### Excerpt to read

# The Battle of the Neigbourhoods - Rome

In this notebook we collect the neighbourhoods of Rome from wikepedia webpages. <br>
After cleaning the Neighbourhood data, it will be enriched with the geographical coordinates.

## Importing libraries

In [1]:
!pip install beautifulsoup4
!pip install lxml
import requests # library to handle requests
import pandas as pd # library for data analsysis
import numpy as np # library to handle data in a vectorized manner

from bs4 import BeautifulSoup # Library for scraping webpage
from IPython.display import display_html # Library for displaying HTML

#!pip install geopy
from geopy.geocoders import Nominatim # convert an address into latitude and longitude values
from geopy.extra.rate_limiter import RateLimiter # ratelimiter for stopping if it takes to long to get the geocodes

# Library for saving en reading data from the project
from project_lib import Project

print('Importing ready!')

######
### Records provided

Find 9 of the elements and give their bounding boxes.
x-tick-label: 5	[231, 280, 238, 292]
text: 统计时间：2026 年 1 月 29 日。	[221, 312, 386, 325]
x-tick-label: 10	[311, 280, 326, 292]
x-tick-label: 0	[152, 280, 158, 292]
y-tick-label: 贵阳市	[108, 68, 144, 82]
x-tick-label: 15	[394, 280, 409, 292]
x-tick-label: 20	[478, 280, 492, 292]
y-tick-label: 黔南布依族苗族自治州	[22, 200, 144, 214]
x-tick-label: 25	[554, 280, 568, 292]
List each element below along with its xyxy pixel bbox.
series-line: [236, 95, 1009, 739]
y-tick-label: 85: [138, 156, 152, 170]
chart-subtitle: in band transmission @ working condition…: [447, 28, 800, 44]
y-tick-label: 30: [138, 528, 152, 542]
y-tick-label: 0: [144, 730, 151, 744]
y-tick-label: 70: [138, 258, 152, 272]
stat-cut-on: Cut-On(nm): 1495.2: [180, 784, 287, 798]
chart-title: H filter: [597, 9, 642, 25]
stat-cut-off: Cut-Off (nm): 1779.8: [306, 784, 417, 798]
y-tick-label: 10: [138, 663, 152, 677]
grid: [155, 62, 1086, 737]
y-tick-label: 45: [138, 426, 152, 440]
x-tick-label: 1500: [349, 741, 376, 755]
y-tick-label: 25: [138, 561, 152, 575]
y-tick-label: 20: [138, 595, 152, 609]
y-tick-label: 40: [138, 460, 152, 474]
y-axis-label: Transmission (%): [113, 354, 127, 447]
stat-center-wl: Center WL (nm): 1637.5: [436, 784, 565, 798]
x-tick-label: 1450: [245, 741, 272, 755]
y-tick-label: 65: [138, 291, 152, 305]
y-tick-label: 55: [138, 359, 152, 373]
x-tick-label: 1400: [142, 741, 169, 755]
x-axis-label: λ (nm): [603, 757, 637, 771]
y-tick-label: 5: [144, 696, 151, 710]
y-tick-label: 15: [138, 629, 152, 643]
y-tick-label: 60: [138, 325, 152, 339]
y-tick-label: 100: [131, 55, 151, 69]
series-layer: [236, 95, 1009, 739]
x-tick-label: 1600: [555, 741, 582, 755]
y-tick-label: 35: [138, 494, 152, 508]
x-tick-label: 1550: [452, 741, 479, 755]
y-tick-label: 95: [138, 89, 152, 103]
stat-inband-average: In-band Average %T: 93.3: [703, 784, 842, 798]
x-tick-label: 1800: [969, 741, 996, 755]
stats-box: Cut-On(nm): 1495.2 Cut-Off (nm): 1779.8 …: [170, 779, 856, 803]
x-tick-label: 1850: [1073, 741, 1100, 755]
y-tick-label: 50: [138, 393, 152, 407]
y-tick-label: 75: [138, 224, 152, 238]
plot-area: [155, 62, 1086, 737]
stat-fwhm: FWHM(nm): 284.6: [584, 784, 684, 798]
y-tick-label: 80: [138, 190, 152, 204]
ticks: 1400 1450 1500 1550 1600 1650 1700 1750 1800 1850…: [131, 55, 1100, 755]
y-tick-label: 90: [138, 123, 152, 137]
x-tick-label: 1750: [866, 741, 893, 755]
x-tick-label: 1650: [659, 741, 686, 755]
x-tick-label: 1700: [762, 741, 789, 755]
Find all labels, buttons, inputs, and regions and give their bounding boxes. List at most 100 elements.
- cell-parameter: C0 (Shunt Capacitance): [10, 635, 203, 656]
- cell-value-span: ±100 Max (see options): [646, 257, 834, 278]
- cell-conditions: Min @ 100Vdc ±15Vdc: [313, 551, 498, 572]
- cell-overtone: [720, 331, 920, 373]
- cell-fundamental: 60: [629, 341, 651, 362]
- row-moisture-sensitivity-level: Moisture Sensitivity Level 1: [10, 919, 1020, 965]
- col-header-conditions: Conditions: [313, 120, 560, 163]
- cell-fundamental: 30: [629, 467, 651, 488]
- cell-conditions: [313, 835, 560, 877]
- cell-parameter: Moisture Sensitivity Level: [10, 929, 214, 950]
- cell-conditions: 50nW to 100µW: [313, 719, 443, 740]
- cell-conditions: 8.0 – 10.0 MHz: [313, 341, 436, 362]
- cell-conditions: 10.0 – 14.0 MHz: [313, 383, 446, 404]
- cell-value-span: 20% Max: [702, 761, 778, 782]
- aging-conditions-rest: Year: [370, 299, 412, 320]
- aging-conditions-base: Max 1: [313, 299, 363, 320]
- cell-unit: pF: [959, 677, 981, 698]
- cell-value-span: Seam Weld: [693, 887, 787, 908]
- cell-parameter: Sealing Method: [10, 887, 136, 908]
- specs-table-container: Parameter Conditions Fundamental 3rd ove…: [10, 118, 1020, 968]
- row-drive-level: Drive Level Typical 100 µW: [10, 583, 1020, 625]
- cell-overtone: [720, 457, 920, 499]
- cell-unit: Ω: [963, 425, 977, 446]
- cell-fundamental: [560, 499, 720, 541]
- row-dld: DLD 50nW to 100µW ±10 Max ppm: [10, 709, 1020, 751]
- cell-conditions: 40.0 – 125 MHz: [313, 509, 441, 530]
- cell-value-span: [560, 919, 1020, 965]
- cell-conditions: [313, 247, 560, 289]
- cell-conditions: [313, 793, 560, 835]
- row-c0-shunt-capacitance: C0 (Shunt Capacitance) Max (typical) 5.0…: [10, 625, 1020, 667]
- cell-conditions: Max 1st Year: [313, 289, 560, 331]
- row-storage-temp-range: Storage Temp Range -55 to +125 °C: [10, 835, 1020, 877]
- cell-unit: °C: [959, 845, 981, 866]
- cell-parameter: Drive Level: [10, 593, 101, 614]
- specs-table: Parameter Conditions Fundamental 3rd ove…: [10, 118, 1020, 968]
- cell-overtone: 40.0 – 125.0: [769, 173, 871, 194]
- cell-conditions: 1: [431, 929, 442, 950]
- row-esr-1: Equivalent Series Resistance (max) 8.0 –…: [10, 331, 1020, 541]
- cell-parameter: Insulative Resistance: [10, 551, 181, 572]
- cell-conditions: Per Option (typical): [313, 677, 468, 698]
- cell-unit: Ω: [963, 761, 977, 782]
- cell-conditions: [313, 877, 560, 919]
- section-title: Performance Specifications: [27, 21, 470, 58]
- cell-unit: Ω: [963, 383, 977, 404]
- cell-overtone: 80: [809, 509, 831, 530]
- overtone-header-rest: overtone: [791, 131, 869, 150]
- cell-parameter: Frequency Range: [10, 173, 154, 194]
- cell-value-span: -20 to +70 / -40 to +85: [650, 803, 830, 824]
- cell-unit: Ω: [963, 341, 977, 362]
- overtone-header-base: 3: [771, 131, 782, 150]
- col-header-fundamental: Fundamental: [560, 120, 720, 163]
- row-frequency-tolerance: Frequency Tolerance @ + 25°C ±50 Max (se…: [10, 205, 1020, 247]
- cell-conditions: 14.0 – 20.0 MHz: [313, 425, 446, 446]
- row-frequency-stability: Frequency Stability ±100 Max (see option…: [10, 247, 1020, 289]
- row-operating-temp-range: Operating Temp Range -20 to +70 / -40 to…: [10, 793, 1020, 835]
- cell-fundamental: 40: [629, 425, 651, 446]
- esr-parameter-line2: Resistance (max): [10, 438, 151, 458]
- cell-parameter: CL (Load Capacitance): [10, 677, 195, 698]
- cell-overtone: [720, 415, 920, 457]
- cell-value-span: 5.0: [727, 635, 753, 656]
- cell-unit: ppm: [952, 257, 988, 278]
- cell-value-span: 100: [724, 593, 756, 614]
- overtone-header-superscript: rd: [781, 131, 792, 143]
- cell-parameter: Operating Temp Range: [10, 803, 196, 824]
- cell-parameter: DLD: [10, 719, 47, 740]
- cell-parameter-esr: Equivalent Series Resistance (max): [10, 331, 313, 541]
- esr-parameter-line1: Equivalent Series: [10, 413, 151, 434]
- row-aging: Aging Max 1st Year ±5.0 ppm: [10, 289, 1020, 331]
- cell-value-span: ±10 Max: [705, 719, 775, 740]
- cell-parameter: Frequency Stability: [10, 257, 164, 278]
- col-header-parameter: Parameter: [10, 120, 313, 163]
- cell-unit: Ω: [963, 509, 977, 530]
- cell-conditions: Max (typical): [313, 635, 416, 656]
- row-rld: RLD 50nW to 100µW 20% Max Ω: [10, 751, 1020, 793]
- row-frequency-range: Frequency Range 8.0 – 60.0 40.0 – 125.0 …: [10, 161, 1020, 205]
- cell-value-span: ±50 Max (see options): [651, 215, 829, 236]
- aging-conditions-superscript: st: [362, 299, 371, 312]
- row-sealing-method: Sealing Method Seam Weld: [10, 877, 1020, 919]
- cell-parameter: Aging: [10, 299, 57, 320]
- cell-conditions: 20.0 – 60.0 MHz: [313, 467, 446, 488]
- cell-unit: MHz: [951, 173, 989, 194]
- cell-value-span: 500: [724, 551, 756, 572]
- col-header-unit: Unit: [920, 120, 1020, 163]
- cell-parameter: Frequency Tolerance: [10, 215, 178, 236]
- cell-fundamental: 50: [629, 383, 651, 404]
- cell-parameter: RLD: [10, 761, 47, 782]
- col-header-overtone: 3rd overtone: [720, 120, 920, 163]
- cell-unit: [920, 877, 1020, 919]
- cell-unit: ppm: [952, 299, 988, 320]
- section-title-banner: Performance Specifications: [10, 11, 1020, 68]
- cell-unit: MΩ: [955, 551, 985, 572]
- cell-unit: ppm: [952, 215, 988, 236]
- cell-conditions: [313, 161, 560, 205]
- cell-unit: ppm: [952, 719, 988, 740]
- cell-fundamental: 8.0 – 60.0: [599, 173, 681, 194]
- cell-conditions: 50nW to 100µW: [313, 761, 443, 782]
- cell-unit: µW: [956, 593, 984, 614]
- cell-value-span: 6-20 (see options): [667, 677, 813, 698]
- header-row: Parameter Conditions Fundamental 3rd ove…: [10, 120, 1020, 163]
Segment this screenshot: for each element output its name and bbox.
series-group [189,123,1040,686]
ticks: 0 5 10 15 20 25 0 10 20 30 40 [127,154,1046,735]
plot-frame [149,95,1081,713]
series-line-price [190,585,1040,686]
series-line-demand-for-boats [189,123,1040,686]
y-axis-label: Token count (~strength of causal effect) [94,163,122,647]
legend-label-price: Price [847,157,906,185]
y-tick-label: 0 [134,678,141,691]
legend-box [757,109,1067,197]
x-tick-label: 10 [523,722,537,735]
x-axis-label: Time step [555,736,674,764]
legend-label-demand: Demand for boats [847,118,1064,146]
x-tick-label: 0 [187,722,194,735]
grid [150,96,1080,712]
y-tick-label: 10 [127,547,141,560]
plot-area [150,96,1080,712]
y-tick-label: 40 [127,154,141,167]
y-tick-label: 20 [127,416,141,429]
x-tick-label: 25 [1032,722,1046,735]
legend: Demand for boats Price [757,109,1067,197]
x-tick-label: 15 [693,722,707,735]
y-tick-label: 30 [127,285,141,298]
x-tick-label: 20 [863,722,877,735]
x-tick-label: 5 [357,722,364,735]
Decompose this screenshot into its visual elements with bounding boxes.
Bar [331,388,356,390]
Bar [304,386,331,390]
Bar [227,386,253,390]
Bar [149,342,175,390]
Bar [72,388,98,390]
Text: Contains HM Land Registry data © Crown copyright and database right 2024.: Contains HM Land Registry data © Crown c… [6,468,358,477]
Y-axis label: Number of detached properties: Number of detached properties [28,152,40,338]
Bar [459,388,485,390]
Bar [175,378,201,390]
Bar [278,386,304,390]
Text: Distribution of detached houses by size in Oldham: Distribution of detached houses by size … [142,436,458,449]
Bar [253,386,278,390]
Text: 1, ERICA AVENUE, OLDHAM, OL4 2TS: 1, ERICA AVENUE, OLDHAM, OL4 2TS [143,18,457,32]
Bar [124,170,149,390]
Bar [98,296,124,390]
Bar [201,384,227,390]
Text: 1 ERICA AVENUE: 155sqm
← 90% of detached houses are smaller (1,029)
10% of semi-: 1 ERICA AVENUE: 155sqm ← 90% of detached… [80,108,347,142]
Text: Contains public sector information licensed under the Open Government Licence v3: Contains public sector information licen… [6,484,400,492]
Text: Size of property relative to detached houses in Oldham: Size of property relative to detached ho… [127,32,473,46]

######

• Task instructions
Answer these questions about the Rome neighborhoods notebook:
1. After the neighborhood data is cleaned, what will it be enriched with?
2. Which library does the notebook import for scraping a webpage?
3. What message does the code print once the imports are done?

• Output of the exercise
1. The geographical coordinates.
2. BeautifulSoup, imported from bs4.
3. "Importing ready!"